> [Given task]: Copy out, exactly as given, every line from the line with "Enumerate this screenshot's" to the end of the listing, both of those lines included.

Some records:
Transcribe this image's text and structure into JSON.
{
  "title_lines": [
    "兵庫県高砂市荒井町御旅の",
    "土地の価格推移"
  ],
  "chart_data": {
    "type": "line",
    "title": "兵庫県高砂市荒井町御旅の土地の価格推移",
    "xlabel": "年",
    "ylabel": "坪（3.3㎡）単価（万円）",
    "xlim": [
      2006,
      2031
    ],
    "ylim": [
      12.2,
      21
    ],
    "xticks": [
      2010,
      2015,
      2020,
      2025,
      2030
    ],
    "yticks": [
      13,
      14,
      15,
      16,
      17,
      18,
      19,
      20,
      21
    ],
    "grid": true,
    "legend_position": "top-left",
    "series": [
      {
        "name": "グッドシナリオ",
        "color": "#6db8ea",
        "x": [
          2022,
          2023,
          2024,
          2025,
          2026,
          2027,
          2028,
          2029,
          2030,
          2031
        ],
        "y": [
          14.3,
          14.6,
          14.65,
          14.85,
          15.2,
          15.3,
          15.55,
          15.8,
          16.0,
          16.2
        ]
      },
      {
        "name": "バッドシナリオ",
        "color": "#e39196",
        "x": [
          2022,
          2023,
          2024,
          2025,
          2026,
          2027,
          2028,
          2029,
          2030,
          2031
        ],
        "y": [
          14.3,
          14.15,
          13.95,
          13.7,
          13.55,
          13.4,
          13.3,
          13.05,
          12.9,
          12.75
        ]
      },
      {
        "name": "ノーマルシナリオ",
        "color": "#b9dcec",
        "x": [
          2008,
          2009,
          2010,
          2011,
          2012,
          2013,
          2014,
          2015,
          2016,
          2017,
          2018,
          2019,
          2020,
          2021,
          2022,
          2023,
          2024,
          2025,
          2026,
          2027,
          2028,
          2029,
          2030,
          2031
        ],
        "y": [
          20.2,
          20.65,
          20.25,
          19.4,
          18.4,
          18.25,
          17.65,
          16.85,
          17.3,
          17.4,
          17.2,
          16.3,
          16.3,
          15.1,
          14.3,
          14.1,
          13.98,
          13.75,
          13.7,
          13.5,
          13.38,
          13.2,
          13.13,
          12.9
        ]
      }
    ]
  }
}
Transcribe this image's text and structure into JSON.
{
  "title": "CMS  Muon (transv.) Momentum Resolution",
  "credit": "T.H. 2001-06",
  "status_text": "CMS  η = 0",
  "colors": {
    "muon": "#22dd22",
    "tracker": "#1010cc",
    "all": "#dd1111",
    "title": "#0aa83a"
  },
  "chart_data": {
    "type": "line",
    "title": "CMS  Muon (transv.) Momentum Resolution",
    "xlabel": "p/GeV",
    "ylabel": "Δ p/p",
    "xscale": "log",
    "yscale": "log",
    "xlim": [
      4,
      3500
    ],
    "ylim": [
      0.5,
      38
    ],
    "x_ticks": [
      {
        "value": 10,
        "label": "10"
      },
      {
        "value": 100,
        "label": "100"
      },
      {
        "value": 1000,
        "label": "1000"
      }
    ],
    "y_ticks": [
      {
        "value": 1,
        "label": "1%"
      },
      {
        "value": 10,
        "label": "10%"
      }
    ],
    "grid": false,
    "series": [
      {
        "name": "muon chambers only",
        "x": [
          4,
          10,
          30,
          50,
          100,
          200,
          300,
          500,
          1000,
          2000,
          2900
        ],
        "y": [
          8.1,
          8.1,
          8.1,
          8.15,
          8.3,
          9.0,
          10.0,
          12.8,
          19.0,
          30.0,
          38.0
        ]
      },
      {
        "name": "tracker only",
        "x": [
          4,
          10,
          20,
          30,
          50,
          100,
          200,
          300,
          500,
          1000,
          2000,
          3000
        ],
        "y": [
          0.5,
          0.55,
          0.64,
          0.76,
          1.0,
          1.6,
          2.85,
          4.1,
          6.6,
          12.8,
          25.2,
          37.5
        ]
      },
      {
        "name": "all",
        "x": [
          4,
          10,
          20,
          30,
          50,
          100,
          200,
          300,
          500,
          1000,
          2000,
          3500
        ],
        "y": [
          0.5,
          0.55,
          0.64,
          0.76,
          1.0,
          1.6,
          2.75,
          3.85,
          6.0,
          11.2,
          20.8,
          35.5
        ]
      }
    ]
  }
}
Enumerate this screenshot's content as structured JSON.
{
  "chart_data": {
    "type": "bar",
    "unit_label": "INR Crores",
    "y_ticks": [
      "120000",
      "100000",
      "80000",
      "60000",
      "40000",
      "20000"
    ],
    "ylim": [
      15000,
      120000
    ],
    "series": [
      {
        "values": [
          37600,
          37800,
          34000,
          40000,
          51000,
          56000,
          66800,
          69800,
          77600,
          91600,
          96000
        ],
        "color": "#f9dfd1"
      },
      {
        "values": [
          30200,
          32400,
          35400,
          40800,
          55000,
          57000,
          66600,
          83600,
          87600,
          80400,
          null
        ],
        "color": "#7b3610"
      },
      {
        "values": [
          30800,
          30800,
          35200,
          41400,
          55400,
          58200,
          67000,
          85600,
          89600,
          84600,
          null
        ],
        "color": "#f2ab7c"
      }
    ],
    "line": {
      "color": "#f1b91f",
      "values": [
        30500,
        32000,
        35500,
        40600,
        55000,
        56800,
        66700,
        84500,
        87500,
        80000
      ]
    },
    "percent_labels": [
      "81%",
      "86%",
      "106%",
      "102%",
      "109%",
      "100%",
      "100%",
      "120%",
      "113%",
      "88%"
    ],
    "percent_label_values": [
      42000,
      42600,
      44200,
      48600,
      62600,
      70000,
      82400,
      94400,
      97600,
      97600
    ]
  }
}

> [Right answer]:
Enumerate this screenshot's content as structured JSON.
{
  "chart_data": {
    "type": "bar",
    "unit_label": "INR Crores",
    "y_ticks": [
      "120000",
      "100000",
      "80000",
      "60000",
      "40000",
      "20000"
    ],
    "ylim": [
      15000,
      120000
    ],
    "series": [
      {
        "values": [
          37600,
          37800,
          34000,
          40000,
          51000,
          56000,
          66800,
          69800,
          77600,
          91600,
          96000
        ],
        "color": "#f9dfd1"
      },
      {
        "values": [
          30200,
          32400,
          35400,
          40800,
          55000,
          57000,
          66600,
          83600,
          87600,
          80400,
          null
        ],
        "color": "#7b3610"
      },
      {
        "values": [
          30800,
          30800,
          35200,
          41400,
          55400,
          58200,
          67000,
          85600,
          89600,
          84600,
          null
        ],
        "color": "#f2ab7c"
      }
    ],
    "line": {
      "color": "#f1b91f",
      "values": [
        30500,
        32000,
        35500,
        40600,
        55000,
        56800,
        66700,
        84500,
        87500,
        80000
      ]
    },
    "percent_labels": [
      "81%",
      "86%",
      "106%",
      "102%",
      "109%",
      "100%",
      "100%",
      "120%",
      "113%",
      "88%"
    ],
    "percent_label_values": [
      42000,
      42600,
      44200,
      48600,
      62600,
      70000,
      82400,
      94400,
      97600,
      97600
    ]
  }
}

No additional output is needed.